-- SELECTED TEXT --
It has been proposed that vascular disease is the mechanism linking depression and cognition, but prospective studies have not supported this hypothesis. This study aims to investigate the inter-relationships between depressive symptoms, cognition and cerebrovascular disease using a well-characterised prospective cohort.
At wave 1, there was an association between depressive symptoms and white matter hyperintensity (WMH) volume [b = 0.016, t(414) = 2.34, p = 0.020]. Both depressive symptoms [b = −0.058, t(413) = −2.64, p = 0.009] and WMH volume [b = −0.011, t(413) = −3.77, p < 0.001], but not stroke/transient ischaemic attack (TIA) [b = −0.328, t(413) = −1.90, p = 0.058], were independently associated with lower cognition. Prospectively, cerebrovascular disease was not found to predict increasing depressive symptoms [stroke/TIA: b = −0.349, t(374.7) = −0.76, p = 0.448; WMH volume: b = 0.007, t(376.3) = 0.875, p = 0.382]. Depressive symptoms predicted increasing WMH severity [b = 0.012, t(265.9) = −3.291, p = 0.001], but not incident stroke/TIA (odds ratio = 0.995; CI 0.949–1.043; p = 0.820). When examined in separate models, depressive symptoms [b = −0.027, t(373.5) = −2.16, p = 0.032] and a history of stroke/TIA [b = −0.460, t(361.2) = −4.45, p < 0.001], but not WMH volume [b = 0.001, t(362.3) = −0.520, p = 0.603], predicted declines in cognition. When investigated in a combined model, a history of stroke/TIA remained a predictor of cognitive decline [b = −0.443, t(360.6) = −4.28, p < 0.001], whilst depressive symptoms did not [b = −0.012, t(359.7) = −0.96, p = 0.336].

-- ACTIVITY LIST --
1. From the abstract on depressive symptoms, cognition and cerebrovascular disease, list every result reported with p < 0.001.
2. Carry on the abstract on depressive symptoms, cognition and cerebrovascular disease, starting after its final sentence.

-- ENTRIES SUPPLIED --
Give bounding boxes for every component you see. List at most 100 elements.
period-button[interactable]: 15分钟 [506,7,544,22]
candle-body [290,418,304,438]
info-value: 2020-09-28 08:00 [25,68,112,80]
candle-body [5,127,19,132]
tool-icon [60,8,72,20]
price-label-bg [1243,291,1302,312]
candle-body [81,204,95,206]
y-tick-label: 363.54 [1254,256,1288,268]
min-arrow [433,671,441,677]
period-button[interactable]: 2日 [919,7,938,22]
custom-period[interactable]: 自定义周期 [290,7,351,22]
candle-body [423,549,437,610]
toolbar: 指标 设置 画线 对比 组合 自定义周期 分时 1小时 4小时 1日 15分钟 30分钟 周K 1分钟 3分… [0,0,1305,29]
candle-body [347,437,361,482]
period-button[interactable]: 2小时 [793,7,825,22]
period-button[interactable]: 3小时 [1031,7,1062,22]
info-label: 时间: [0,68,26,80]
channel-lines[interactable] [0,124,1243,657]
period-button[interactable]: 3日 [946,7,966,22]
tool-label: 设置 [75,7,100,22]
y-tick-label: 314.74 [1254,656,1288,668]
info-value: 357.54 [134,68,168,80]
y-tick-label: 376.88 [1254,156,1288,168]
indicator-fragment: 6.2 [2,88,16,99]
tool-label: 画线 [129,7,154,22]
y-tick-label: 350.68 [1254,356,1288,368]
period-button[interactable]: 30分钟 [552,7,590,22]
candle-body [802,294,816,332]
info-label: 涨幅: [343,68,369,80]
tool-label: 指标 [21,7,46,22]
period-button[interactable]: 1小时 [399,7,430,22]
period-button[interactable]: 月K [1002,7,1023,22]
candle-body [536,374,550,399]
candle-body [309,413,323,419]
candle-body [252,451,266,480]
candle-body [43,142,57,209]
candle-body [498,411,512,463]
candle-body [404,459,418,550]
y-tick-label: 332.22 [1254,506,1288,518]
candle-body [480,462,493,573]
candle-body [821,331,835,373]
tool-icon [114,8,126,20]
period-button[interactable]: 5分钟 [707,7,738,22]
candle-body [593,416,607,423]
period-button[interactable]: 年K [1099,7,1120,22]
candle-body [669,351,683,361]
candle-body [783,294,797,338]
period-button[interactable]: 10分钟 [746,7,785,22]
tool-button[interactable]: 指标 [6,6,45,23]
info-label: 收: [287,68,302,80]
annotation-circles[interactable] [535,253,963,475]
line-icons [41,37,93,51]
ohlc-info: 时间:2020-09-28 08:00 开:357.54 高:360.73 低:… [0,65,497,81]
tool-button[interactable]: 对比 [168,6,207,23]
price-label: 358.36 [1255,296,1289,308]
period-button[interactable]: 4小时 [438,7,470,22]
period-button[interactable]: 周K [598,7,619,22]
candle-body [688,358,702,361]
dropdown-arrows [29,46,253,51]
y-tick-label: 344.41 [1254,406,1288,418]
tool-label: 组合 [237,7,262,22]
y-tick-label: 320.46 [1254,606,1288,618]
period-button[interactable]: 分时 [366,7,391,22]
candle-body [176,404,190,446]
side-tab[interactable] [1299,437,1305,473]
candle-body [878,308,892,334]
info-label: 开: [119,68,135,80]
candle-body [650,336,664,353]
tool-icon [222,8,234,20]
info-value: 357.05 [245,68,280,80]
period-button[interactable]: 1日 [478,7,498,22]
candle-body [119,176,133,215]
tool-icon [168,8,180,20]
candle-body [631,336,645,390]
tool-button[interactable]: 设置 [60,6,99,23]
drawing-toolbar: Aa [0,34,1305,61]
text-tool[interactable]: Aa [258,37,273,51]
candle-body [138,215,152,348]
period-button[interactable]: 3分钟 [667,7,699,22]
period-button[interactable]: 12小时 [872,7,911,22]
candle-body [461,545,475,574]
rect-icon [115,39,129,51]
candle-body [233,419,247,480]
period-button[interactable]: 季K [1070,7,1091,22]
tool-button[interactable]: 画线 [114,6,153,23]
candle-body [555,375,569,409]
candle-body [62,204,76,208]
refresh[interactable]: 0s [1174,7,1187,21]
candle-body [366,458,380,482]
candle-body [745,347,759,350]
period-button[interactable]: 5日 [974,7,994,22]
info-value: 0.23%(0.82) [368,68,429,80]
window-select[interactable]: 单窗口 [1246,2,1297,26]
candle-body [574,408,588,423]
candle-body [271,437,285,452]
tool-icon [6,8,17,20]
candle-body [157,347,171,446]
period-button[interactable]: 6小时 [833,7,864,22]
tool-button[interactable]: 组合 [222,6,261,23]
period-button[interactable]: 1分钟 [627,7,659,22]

-- ANSWERS IN ORDER --
1.
- At wave 1, WMH volume was independently associated with lower cognition [b = −0.011, t(413) = −3.77, p < 0.001].
- In separate models, a history of stroke/TIA predicted declines in cognition [b = −0.460, t(361.2) = −4.45, p < 0.001].
- In the combined model, a history of stroke/TIA remained a predictor of cognitive decline [b = −0.443, t(360.6) = −4.28, p < 0.001].

2.
This study is contrasted with previous prospective studies which indicate that depressive symptoms predict cognitive decline independently of vascular disease. Future research should focus on further exploring the vascular mechanisms underpinning the relationship between depressive symptoms and cognition.